Copy each line holding the string "name".

──────────

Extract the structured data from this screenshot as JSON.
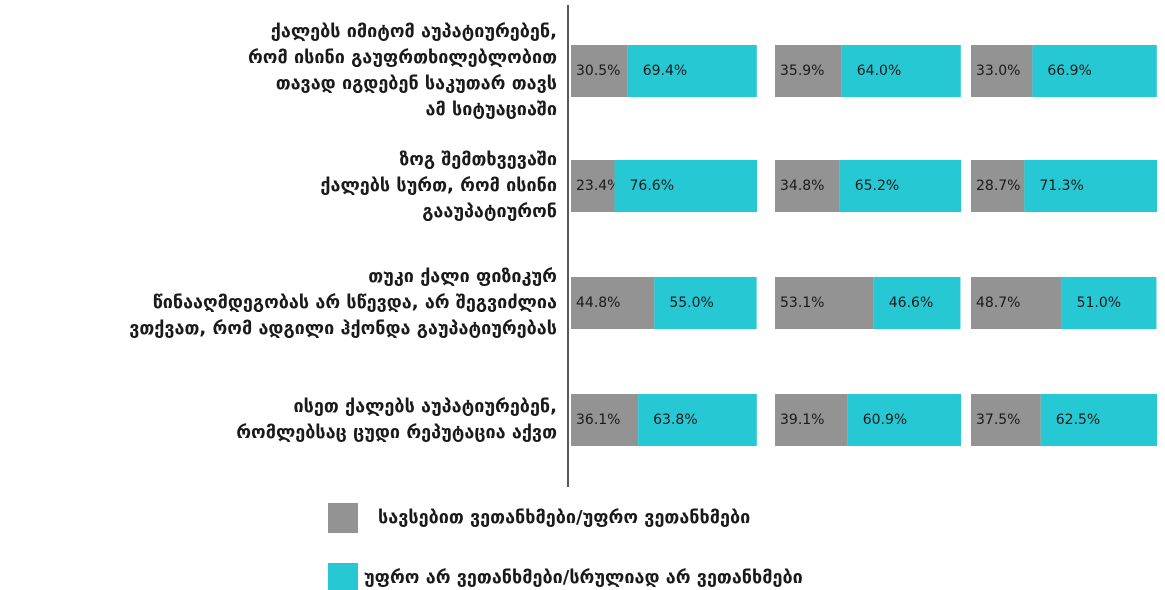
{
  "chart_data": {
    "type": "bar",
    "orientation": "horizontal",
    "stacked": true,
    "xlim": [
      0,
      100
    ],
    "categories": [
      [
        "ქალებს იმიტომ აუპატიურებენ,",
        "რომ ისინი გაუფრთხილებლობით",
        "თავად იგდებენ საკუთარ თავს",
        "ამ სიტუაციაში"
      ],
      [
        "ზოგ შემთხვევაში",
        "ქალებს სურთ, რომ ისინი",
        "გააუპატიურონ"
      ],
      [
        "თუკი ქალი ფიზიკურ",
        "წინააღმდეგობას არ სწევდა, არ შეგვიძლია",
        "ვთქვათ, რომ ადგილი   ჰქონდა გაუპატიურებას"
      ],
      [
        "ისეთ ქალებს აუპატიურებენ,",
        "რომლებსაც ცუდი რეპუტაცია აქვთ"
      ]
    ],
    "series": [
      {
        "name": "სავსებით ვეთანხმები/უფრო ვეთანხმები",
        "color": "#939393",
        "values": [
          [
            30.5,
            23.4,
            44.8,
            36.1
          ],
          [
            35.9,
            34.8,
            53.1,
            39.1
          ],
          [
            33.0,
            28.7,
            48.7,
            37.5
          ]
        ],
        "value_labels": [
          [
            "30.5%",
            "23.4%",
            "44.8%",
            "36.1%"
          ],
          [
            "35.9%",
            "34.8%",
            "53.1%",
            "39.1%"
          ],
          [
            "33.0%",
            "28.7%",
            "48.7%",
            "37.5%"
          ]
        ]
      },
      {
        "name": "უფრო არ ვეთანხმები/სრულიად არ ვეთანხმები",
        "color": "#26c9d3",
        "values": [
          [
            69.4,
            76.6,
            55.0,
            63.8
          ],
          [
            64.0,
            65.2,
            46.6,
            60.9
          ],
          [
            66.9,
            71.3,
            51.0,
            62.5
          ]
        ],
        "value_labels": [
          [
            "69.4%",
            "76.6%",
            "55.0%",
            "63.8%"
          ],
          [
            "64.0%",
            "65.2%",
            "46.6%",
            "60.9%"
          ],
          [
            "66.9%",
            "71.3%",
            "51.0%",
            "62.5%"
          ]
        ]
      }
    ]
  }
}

──────────

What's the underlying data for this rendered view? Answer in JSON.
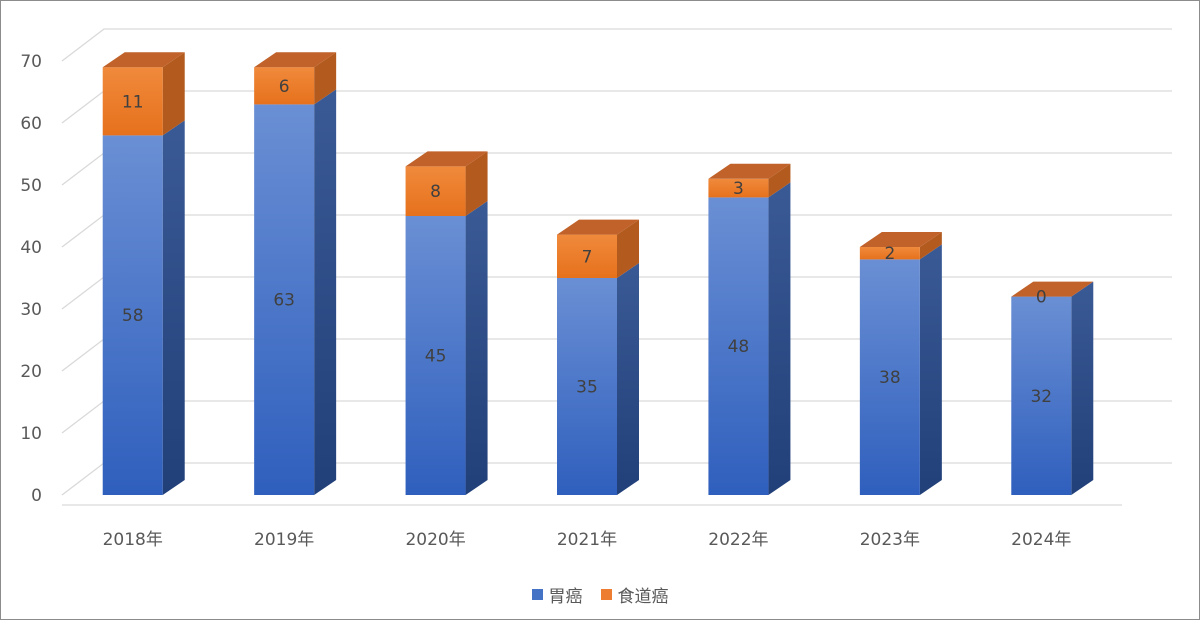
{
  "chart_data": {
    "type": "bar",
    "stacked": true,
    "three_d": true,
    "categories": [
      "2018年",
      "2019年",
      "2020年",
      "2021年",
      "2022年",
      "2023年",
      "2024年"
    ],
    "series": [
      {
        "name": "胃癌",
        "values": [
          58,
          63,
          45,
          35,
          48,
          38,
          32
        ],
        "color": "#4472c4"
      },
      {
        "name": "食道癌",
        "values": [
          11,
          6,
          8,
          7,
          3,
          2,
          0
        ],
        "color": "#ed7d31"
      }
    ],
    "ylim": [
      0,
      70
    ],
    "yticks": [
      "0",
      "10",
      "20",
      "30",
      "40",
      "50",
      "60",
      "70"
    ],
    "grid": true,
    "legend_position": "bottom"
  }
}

──────────

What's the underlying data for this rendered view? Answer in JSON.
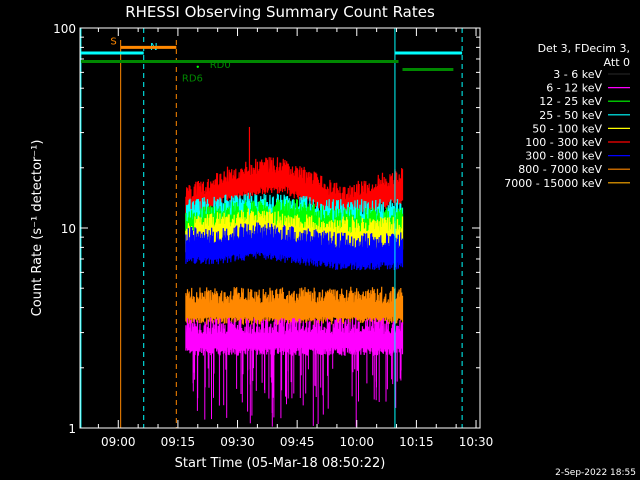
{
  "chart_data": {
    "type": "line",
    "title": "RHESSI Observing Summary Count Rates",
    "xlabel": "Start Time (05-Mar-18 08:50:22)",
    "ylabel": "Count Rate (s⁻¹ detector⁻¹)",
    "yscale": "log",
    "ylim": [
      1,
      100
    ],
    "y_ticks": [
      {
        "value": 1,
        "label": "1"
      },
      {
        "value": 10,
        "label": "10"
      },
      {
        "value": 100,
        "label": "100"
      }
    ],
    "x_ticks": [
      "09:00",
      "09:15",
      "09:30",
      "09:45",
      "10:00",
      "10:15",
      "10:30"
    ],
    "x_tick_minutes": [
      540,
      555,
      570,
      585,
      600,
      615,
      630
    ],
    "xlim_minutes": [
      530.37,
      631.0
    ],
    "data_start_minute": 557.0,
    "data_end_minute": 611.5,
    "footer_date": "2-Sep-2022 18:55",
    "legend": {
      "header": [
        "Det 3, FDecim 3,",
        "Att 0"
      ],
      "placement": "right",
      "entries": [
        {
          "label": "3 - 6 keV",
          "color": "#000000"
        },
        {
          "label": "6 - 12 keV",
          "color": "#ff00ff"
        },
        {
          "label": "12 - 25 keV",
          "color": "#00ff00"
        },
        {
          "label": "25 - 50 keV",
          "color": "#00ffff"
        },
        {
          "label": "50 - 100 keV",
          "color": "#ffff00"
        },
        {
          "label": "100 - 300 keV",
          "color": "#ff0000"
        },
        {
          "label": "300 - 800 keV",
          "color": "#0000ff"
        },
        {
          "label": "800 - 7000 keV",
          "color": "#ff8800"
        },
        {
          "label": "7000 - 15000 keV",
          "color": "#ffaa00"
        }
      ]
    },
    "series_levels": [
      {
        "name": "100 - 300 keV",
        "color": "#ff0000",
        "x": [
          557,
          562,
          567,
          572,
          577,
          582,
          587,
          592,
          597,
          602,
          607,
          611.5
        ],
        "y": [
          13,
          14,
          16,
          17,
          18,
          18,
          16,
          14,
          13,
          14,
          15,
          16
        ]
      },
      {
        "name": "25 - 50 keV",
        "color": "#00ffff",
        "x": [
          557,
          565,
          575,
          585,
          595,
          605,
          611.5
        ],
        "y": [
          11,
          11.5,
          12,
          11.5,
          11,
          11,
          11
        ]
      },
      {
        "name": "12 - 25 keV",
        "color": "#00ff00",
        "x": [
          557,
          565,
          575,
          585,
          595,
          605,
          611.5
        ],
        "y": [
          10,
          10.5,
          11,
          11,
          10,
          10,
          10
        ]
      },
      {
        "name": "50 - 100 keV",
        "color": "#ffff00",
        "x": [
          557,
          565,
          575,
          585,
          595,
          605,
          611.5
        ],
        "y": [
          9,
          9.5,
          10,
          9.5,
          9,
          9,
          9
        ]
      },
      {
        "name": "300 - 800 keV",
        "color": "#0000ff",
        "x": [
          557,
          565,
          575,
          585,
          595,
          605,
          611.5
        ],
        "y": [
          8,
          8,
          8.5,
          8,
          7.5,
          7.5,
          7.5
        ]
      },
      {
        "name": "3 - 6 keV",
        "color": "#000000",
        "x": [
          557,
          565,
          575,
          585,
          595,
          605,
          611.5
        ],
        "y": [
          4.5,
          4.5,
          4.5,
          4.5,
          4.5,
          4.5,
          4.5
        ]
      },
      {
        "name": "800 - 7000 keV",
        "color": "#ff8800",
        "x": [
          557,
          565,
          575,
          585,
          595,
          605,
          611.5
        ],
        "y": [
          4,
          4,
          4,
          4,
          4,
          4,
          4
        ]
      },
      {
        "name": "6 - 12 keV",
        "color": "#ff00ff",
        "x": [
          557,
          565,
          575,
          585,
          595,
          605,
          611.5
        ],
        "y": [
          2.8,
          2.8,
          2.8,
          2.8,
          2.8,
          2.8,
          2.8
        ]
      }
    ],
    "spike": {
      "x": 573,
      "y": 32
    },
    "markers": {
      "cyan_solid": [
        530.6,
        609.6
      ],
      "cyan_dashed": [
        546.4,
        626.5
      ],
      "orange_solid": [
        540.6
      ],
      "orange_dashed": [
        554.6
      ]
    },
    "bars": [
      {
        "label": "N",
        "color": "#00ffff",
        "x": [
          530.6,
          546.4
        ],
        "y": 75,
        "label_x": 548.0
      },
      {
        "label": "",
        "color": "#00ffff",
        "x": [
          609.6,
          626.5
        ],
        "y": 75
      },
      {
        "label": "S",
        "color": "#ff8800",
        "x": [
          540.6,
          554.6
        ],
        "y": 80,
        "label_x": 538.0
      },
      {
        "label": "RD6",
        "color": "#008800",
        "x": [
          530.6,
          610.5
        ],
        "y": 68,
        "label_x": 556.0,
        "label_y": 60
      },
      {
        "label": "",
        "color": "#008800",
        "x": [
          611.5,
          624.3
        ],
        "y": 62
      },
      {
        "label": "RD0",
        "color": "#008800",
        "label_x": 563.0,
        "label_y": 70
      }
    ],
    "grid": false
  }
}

──────────

§ Solution to the problem:
        "name": "სავსებით ვეთანხმები/უფრო ვეთანხმები",
        "name": "უფრო არ ვეთანხმები/სრულიად არ ვეთანხმები",
        "name": "胃癌",
        "name": "食道癌",
        "name": "100 - 300 keV",
        "name": "25 - 50 keV",
        "name": "12 - 25 keV",
        "name": "50 - 100 keV",
        "name": "300 - 800 keV",
        "name": "3 - 6 keV",
        "name": "800 - 7000 keV",
        "name": "6 - 12 keV",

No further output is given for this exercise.